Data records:
+--

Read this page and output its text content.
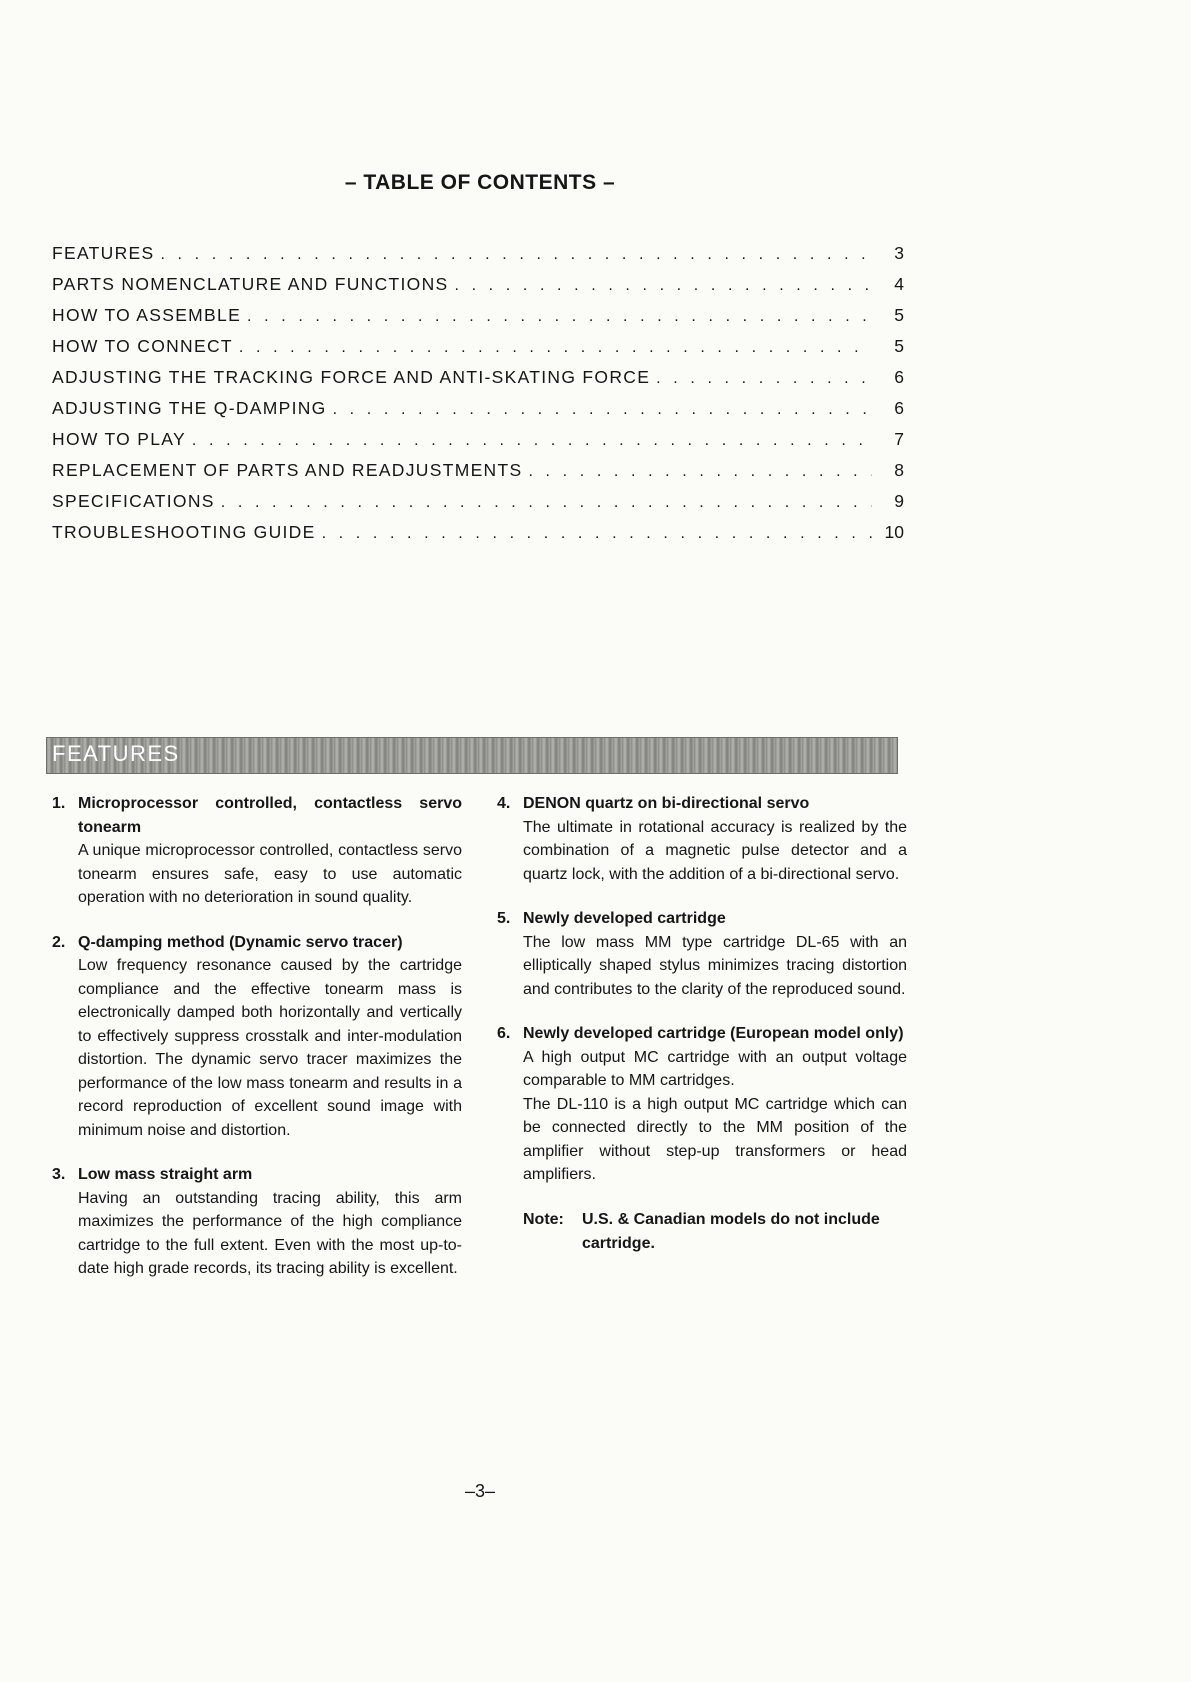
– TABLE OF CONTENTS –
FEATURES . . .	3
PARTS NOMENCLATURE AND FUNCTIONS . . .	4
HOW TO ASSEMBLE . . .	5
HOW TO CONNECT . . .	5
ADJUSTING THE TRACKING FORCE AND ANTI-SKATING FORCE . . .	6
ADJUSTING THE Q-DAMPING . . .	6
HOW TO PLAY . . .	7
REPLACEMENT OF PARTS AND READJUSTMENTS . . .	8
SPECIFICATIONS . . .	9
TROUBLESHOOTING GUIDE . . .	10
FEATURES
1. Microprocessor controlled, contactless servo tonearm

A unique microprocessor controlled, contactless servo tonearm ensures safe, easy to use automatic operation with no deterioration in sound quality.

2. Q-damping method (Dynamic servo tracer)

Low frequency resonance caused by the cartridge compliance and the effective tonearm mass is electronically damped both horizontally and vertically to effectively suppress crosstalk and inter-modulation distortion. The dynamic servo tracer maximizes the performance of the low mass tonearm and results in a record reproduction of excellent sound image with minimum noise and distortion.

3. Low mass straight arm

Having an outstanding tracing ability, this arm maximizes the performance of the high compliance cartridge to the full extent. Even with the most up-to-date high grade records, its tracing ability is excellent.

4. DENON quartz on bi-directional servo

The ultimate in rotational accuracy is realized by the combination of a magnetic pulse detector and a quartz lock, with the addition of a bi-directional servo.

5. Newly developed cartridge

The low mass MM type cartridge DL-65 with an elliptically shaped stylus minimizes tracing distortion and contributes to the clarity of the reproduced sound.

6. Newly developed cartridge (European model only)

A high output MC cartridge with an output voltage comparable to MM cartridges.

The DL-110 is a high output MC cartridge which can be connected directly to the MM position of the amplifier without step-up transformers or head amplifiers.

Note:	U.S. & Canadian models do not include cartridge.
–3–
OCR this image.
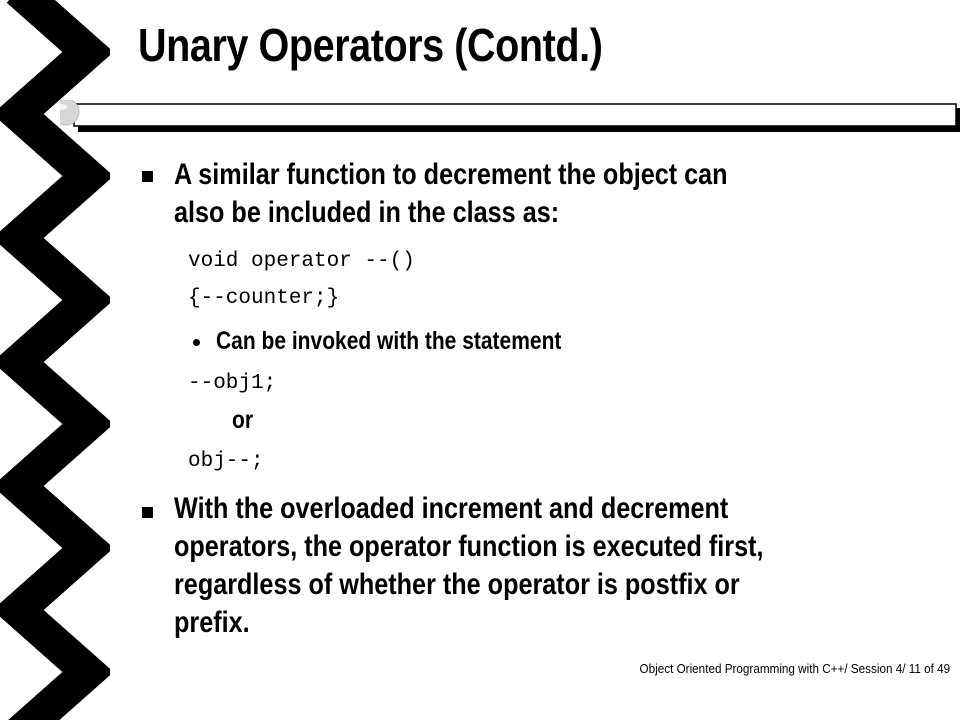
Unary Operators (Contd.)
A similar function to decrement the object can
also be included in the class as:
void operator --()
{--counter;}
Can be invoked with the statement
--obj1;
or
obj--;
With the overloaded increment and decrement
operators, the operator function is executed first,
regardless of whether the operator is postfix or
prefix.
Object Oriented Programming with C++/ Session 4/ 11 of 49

+--

#### Task to complete:
All of the data needs repeating exactly, but the pictures do not.

#### Written answer:
Read this page and output its text content.
– TABLE OF CONTENTS –
FEATURES . . .	3
PARTS NOMENCLATURE AND FUNCTIONS . . .	4
HOW TO ASSEMBLE . . .	5
HOW TO CONNECT . . .	5
ADJUSTING THE TRACKING FORCE AND ANTI-SKATING FORCE . . .	6
ADJUSTING THE Q-DAMPING . . .	6
HOW TO PLAY . . .	7
REPLACEMENT OF PARTS AND READJUSTMENTS . . .	8
SPECIFICATIONS . . .	9
TROUBLESHOOTING GUIDE . . .	10
FEATURES
1. Microprocessor controlled, contactless servo tonearm

A unique microprocessor controlled, contactless servo tonearm ensures safe, easy to use automatic operation with no deterioration in sound quality.

2. Q-damping method (Dynamic servo tracer)

Low frequency resonance caused by the cartridge compliance and the effective tonearm mass is electronically damped both horizontally and vertically to effectively suppress crosstalk and inter-modulation distortion. The dynamic servo tracer maximizes the performance of the low mass tonearm and results in a record reproduction of excellent sound image with minimum noise and distortion.

3. Low mass straight arm

Having an outstanding tracing ability, this arm maximizes the performance of the high compliance cartridge to the full extent. Even with the most up-to-date high grade records, its tracing ability is excellent.

4. DENON quartz on bi-directional servo

The ultimate in rotational accuracy is realized by the combination of a magnetic pulse detector and a quartz lock, with the addition of a bi-directional servo.

5. Newly developed cartridge

The low mass MM type cartridge DL-65 with an elliptically shaped stylus minimizes tracing distortion and contributes to the clarity of the reproduced sound.

6. Newly developed cartridge (European model only)

A high output MC cartridge with an output voltage comparable to MM cartridges.

The DL-110 is a high output MC cartridge which can be connected directly to the MM position of the amplifier without step-up transformers or head amplifiers.

Note:	U.S. & Canadian models do not include cartridge.
–3–
OCR this image.
Unary Operators (Contd.)
A similar function to decrement the object can
also be included in the class as:
void operator --()
{--counter;}
Can be invoked with the statement
--obj1;
or
obj--;
With the overloaded increment and decrement
operators, the operator function is executed first,
regardless of whether the operator is postfix or
prefix.
Object Oriented Programming with C++/ Session 4/ 11 of 49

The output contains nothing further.